What needs to be done | Copy each line where the word "JSON" occurs.

Listing |

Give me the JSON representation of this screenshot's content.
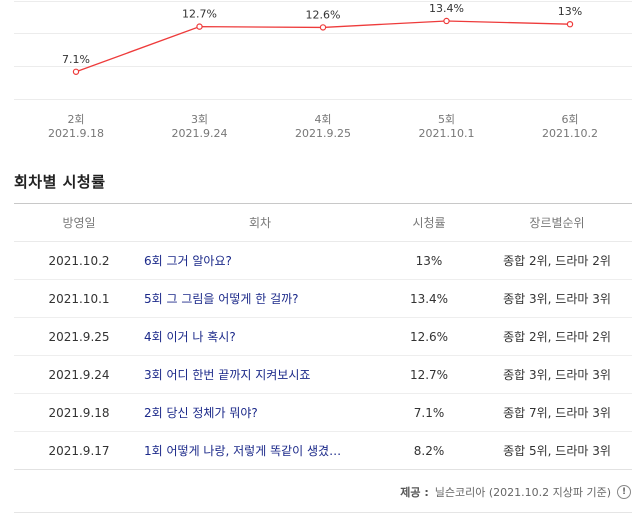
{
  "chart_data": {
    "type": "line",
    "categories": [
      {
        "episode": "2회",
        "date": "2021.9.18"
      },
      {
        "episode": "3회",
        "date": "2021.9.24"
      },
      {
        "episode": "4회",
        "date": "2021.9.25"
      },
      {
        "episode": "5회",
        "date": "2021.10.1"
      },
      {
        "episode": "6회",
        "date": "2021.10.2"
      }
    ],
    "values": [
      7.1,
      12.7,
      12.6,
      13.4,
      13
    ],
    "value_labels": [
      "7.1%",
      "12.7%",
      "12.6%",
      "13.4%",
      "13%"
    ],
    "ylim": [
      3.6,
      16.0
    ],
    "grid": true,
    "line_color": "#ee3b3b"
  },
  "section_title": "회차별 시청률",
  "table": {
    "headers": {
      "date": "방영일",
      "episode": "회차",
      "rating": "시청률",
      "rank": "장르별순위"
    },
    "rows": [
      {
        "date": "2021.10.2",
        "title": "6회 그거 알아요?",
        "rating": "13%",
        "rank": "종합 2위, 드라마 2위"
      },
      {
        "date": "2021.10.1",
        "title": "5회 그 그림을 어떻게 한 걸까?",
        "rating": "13.4%",
        "rank": "종합 3위, 드라마 3위"
      },
      {
        "date": "2021.9.25",
        "title": "4회 이거 나 혹시?",
        "rating": "12.6%",
        "rank": "종합 2위, 드라마 2위"
      },
      {
        "date": "2021.9.24",
        "title": "3회 어디 한번 끝까지 지켜보시죠",
        "rating": "12.7%",
        "rank": "종합 3위, 드라마 3위"
      },
      {
        "date": "2021.9.18",
        "title": "2회 당신 정체가 뭐야?",
        "rating": "7.1%",
        "rank": "종합 7위, 드라마 3위"
      },
      {
        "date": "2021.9.17",
        "title": "1회 어떻게 나랑, 저렇게 똑같이 생겼…",
        "rating": "8.2%",
        "rank": "종합 5위, 드라마 3위"
      }
    ]
  },
  "provider": {
    "label": "제공 :",
    "source": "닐슨코리아 (2021.10.2 지상파 기준)",
    "info_icon": "info-icon",
    "info_glyph": "!"
  }
}
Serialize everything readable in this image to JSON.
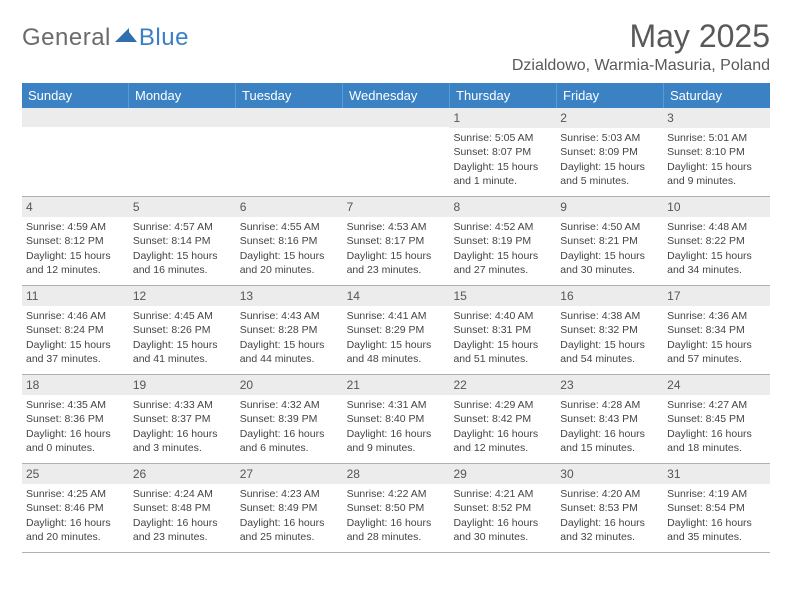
{
  "logo": {
    "word1": "General",
    "word2": "Blue"
  },
  "title": "May 2025",
  "location": "Dzialdowo, Warmia-Masuria, Poland",
  "colors": {
    "header_bg": "#3b82c4",
    "header_text": "#ffffff",
    "daynum_bg": "#ececec",
    "text": "#444444",
    "title_color": "#595959"
  },
  "typography": {
    "title_fontsize": 32,
    "location_fontsize": 16,
    "weekday_fontsize": 13,
    "daynum_fontsize": 12,
    "body_fontsize": 10.5
  },
  "weekdays": [
    "Sunday",
    "Monday",
    "Tuesday",
    "Wednesday",
    "Thursday",
    "Friday",
    "Saturday"
  ],
  "weeks": [
    [
      {
        "n": "",
        "sr": "",
        "ss": "",
        "d1": "",
        "d2": ""
      },
      {
        "n": "",
        "sr": "",
        "ss": "",
        "d1": "",
        "d2": ""
      },
      {
        "n": "",
        "sr": "",
        "ss": "",
        "d1": "",
        "d2": ""
      },
      {
        "n": "",
        "sr": "",
        "ss": "",
        "d1": "",
        "d2": ""
      },
      {
        "n": "1",
        "sr": "Sunrise: 5:05 AM",
        "ss": "Sunset: 8:07 PM",
        "d1": "Daylight: 15 hours",
        "d2": "and 1 minute."
      },
      {
        "n": "2",
        "sr": "Sunrise: 5:03 AM",
        "ss": "Sunset: 8:09 PM",
        "d1": "Daylight: 15 hours",
        "d2": "and 5 minutes."
      },
      {
        "n": "3",
        "sr": "Sunrise: 5:01 AM",
        "ss": "Sunset: 8:10 PM",
        "d1": "Daylight: 15 hours",
        "d2": "and 9 minutes."
      }
    ],
    [
      {
        "n": "4",
        "sr": "Sunrise: 4:59 AM",
        "ss": "Sunset: 8:12 PM",
        "d1": "Daylight: 15 hours",
        "d2": "and 12 minutes."
      },
      {
        "n": "5",
        "sr": "Sunrise: 4:57 AM",
        "ss": "Sunset: 8:14 PM",
        "d1": "Daylight: 15 hours",
        "d2": "and 16 minutes."
      },
      {
        "n": "6",
        "sr": "Sunrise: 4:55 AM",
        "ss": "Sunset: 8:16 PM",
        "d1": "Daylight: 15 hours",
        "d2": "and 20 minutes."
      },
      {
        "n": "7",
        "sr": "Sunrise: 4:53 AM",
        "ss": "Sunset: 8:17 PM",
        "d1": "Daylight: 15 hours",
        "d2": "and 23 minutes."
      },
      {
        "n": "8",
        "sr": "Sunrise: 4:52 AM",
        "ss": "Sunset: 8:19 PM",
        "d1": "Daylight: 15 hours",
        "d2": "and 27 minutes."
      },
      {
        "n": "9",
        "sr": "Sunrise: 4:50 AM",
        "ss": "Sunset: 8:21 PM",
        "d1": "Daylight: 15 hours",
        "d2": "and 30 minutes."
      },
      {
        "n": "10",
        "sr": "Sunrise: 4:48 AM",
        "ss": "Sunset: 8:22 PM",
        "d1": "Daylight: 15 hours",
        "d2": "and 34 minutes."
      }
    ],
    [
      {
        "n": "11",
        "sr": "Sunrise: 4:46 AM",
        "ss": "Sunset: 8:24 PM",
        "d1": "Daylight: 15 hours",
        "d2": "and 37 minutes."
      },
      {
        "n": "12",
        "sr": "Sunrise: 4:45 AM",
        "ss": "Sunset: 8:26 PM",
        "d1": "Daylight: 15 hours",
        "d2": "and 41 minutes."
      },
      {
        "n": "13",
        "sr": "Sunrise: 4:43 AM",
        "ss": "Sunset: 8:28 PM",
        "d1": "Daylight: 15 hours",
        "d2": "and 44 minutes."
      },
      {
        "n": "14",
        "sr": "Sunrise: 4:41 AM",
        "ss": "Sunset: 8:29 PM",
        "d1": "Daylight: 15 hours",
        "d2": "and 48 minutes."
      },
      {
        "n": "15",
        "sr": "Sunrise: 4:40 AM",
        "ss": "Sunset: 8:31 PM",
        "d1": "Daylight: 15 hours",
        "d2": "and 51 minutes."
      },
      {
        "n": "16",
        "sr": "Sunrise: 4:38 AM",
        "ss": "Sunset: 8:32 PM",
        "d1": "Daylight: 15 hours",
        "d2": "and 54 minutes."
      },
      {
        "n": "17",
        "sr": "Sunrise: 4:36 AM",
        "ss": "Sunset: 8:34 PM",
        "d1": "Daylight: 15 hours",
        "d2": "and 57 minutes."
      }
    ],
    [
      {
        "n": "18",
        "sr": "Sunrise: 4:35 AM",
        "ss": "Sunset: 8:36 PM",
        "d1": "Daylight: 16 hours",
        "d2": "and 0 minutes."
      },
      {
        "n": "19",
        "sr": "Sunrise: 4:33 AM",
        "ss": "Sunset: 8:37 PM",
        "d1": "Daylight: 16 hours",
        "d2": "and 3 minutes."
      },
      {
        "n": "20",
        "sr": "Sunrise: 4:32 AM",
        "ss": "Sunset: 8:39 PM",
        "d1": "Daylight: 16 hours",
        "d2": "and 6 minutes."
      },
      {
        "n": "21",
        "sr": "Sunrise: 4:31 AM",
        "ss": "Sunset: 8:40 PM",
        "d1": "Daylight: 16 hours",
        "d2": "and 9 minutes."
      },
      {
        "n": "22",
        "sr": "Sunrise: 4:29 AM",
        "ss": "Sunset: 8:42 PM",
        "d1": "Daylight: 16 hours",
        "d2": "and 12 minutes."
      },
      {
        "n": "23",
        "sr": "Sunrise: 4:28 AM",
        "ss": "Sunset: 8:43 PM",
        "d1": "Daylight: 16 hours",
        "d2": "and 15 minutes."
      },
      {
        "n": "24",
        "sr": "Sunrise: 4:27 AM",
        "ss": "Sunset: 8:45 PM",
        "d1": "Daylight: 16 hours",
        "d2": "and 18 minutes."
      }
    ],
    [
      {
        "n": "25",
        "sr": "Sunrise: 4:25 AM",
        "ss": "Sunset: 8:46 PM",
        "d1": "Daylight: 16 hours",
        "d2": "and 20 minutes."
      },
      {
        "n": "26",
        "sr": "Sunrise: 4:24 AM",
        "ss": "Sunset: 8:48 PM",
        "d1": "Daylight: 16 hours",
        "d2": "and 23 minutes."
      },
      {
        "n": "27",
        "sr": "Sunrise: 4:23 AM",
        "ss": "Sunset: 8:49 PM",
        "d1": "Daylight: 16 hours",
        "d2": "and 25 minutes."
      },
      {
        "n": "28",
        "sr": "Sunrise: 4:22 AM",
        "ss": "Sunset: 8:50 PM",
        "d1": "Daylight: 16 hours",
        "d2": "and 28 minutes."
      },
      {
        "n": "29",
        "sr": "Sunrise: 4:21 AM",
        "ss": "Sunset: 8:52 PM",
        "d1": "Daylight: 16 hours",
        "d2": "and 30 minutes."
      },
      {
        "n": "30",
        "sr": "Sunrise: 4:20 AM",
        "ss": "Sunset: 8:53 PM",
        "d1": "Daylight: 16 hours",
        "d2": "and 32 minutes."
      },
      {
        "n": "31",
        "sr": "Sunrise: 4:19 AM",
        "ss": "Sunset: 8:54 PM",
        "d1": "Daylight: 16 hours",
        "d2": "and 35 minutes."
      }
    ]
  ]
}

Answer to this problem |
Give me the JSON representation of this screenshot's content.
Serialize everything readable in this image to JSON.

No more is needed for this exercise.